■ **What you will do**:
Omit all pictures, then retype the data exactly as given.

■ **Dataset**:
╔══

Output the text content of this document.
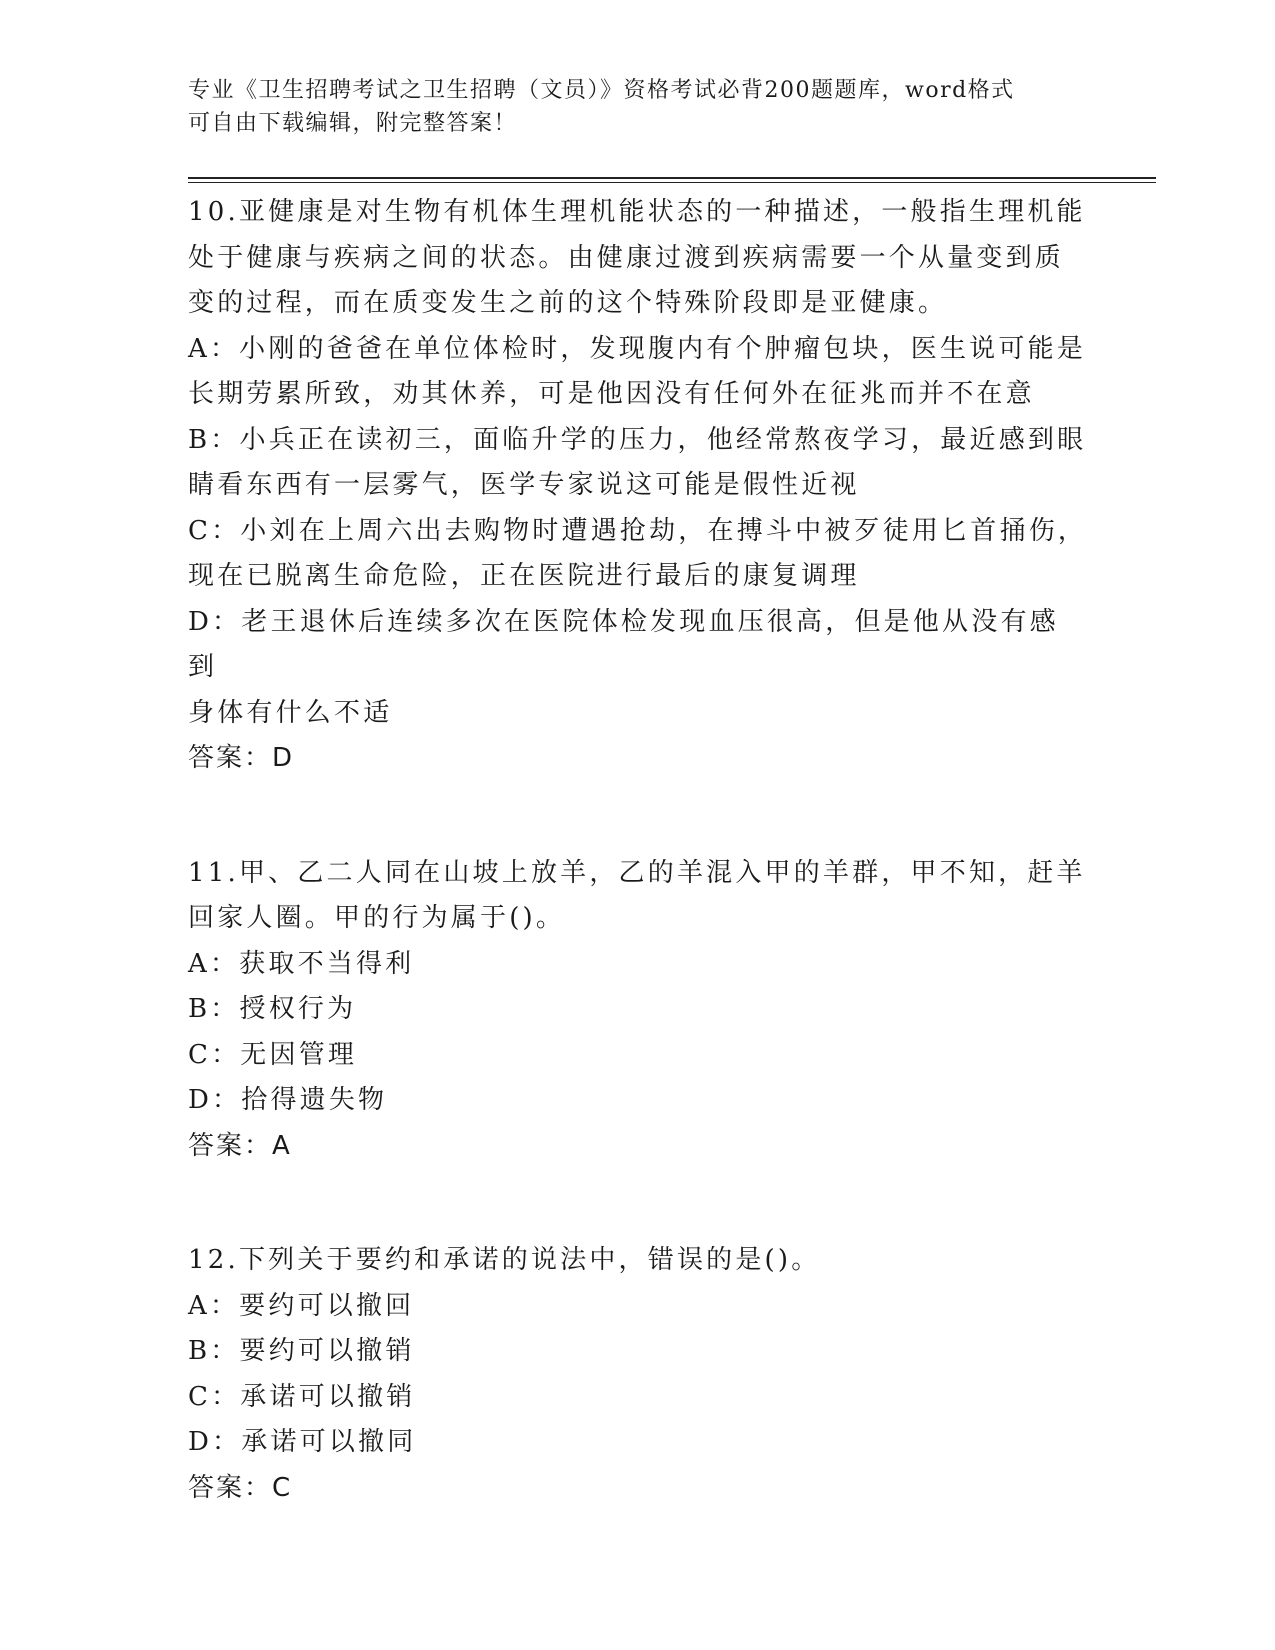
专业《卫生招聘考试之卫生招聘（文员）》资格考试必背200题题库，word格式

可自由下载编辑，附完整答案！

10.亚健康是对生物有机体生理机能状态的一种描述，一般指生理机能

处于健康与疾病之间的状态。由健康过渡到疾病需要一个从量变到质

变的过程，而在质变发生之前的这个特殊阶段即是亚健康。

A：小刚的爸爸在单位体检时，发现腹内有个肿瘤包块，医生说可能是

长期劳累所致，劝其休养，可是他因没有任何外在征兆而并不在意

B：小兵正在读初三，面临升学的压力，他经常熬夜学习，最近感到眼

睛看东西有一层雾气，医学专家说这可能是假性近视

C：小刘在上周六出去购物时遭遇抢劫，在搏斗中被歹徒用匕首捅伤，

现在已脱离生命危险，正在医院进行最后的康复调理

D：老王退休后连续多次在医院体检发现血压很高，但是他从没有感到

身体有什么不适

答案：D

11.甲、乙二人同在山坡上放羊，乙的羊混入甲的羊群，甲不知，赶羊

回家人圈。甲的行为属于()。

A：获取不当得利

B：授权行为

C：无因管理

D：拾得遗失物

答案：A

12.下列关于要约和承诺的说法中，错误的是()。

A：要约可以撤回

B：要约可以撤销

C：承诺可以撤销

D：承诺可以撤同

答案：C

╚══

■ **Written solution**:
Output the text content of this document.
专业《卫生招聘考试之卫生招聘（文员）》资格考试必背200题题库，word格式

可自由下载编辑，附完整答案！

10.亚健康是对生物有机体生理机能状态的一种描述，一般指生理机能

处于健康与疾病之间的状态。由健康过渡到疾病需要一个从量变到质

变的过程，而在质变发生之前的这个特殊阶段即是亚健康。

A：小刚的爸爸在单位体检时，发现腹内有个肿瘤包块，医生说可能是

长期劳累所致，劝其休养，可是他因没有任何外在征兆而并不在意

B：小兵正在读初三，面临升学的压力，他经常熬夜学习，最近感到眼

睛看东西有一层雾气，医学专家说这可能是假性近视

C：小刘在上周六出去购物时遭遇抢劫，在搏斗中被歹徒用匕首捅伤，

现在已脱离生命危险，正在医院进行最后的康复调理

D：老王退休后连续多次在医院体检发现血压很高，但是他从没有感到

身体有什么不适

答案：D

11.甲、乙二人同在山坡上放羊，乙的羊混入甲的羊群，甲不知，赶羊

回家人圈。甲的行为属于()。

A：获取不当得利

B：授权行为

C：无因管理

D：拾得遗失物

答案：A

12.下列关于要约和承诺的说法中，错误的是()。

A：要约可以撤回

B：要约可以撤销

C：承诺可以撤销

D：承诺可以撤同

答案：C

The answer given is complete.